"""

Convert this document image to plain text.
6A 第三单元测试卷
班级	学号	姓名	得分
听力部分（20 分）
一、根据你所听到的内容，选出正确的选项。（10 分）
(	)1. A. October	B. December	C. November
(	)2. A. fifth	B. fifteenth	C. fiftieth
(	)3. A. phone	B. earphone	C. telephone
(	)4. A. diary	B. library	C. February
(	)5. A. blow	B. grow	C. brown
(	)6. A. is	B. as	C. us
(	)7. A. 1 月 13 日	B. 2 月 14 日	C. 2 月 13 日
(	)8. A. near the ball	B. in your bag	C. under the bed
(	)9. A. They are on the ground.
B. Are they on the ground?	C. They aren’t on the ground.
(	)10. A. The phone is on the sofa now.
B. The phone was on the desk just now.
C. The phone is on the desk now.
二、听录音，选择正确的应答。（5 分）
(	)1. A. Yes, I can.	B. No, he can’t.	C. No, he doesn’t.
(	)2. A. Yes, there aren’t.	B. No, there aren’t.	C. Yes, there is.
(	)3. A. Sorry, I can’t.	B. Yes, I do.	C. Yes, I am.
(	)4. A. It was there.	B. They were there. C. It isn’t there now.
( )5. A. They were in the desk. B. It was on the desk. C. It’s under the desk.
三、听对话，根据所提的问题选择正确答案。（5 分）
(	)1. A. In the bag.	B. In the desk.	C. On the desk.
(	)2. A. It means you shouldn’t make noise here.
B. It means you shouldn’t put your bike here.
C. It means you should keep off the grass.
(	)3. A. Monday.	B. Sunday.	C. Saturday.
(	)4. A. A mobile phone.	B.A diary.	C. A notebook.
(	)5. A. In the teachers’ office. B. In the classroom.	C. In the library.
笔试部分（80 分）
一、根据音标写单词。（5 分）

"""

# STATED PROBLEM
Give the material above again, word for word.

# SOLUTION FOR THIS PROBLEM
Convert this document image to plain text.
6A 第三单元测试卷
班级	学号	姓名	得分
听力部分（20 分）
一、根据你所听到的内容，选出正确的选项。（10 分）
(	)1. A. October	B. December	C. November
(	)2. A. fifth	B. fifteenth	C. fiftieth
(	)3. A. phone	B. earphone	C. telephone
(	)4. A. diary	B. library	C. February
(	)5. A. blow	B. grow	C. brown
(	)6. A. is	B. as	C. us
(	)7. A. 1 月 13 日	B. 2 月 14 日	C. 2 月 13 日
(	)8. A. near the ball	B. in your bag	C. under the bed
(	)9. A. They are on the ground.
B. Are they on the ground?	C. They aren’t on the ground.
(	)10. A. The phone is on the sofa now.
B. The phone was on the desk just now.
C. The phone is on the desk now.
二、听录音，选择正确的应答。（5 分）
(	)1. A. Yes, I can.	B. No, he can’t.	C. No, he doesn’t.
(	)2. A. Yes, there aren’t.	B. No, there aren’t.	C. Yes, there is.
(	)3. A. Sorry, I can’t.	B. Yes, I do.	C. Yes, I am.
(	)4. A. It was there.	B. They were there. C. It isn’t there now.
( )5. A. They were in the desk. B. It was on the desk. C. It’s under the desk.
三、听对话，根据所提的问题选择正确答案。（5 分）
(	)1. A. In the bag.	B. In the desk.	C. On the desk.
(	)2. A. It means you shouldn’t make noise here.
B. It means you shouldn’t put your bike here.
C. It means you should keep off the grass.
(	)3. A. Monday.	B. Sunday.	C. Saturday.
(	)4. A. A mobile phone.	B.A diary.	C. A notebook.
(	)5. A. In the teachers’ office. B. In the classroom.	C. In the library.
笔试部分（80 分）
一、根据音标写单词。（5 分）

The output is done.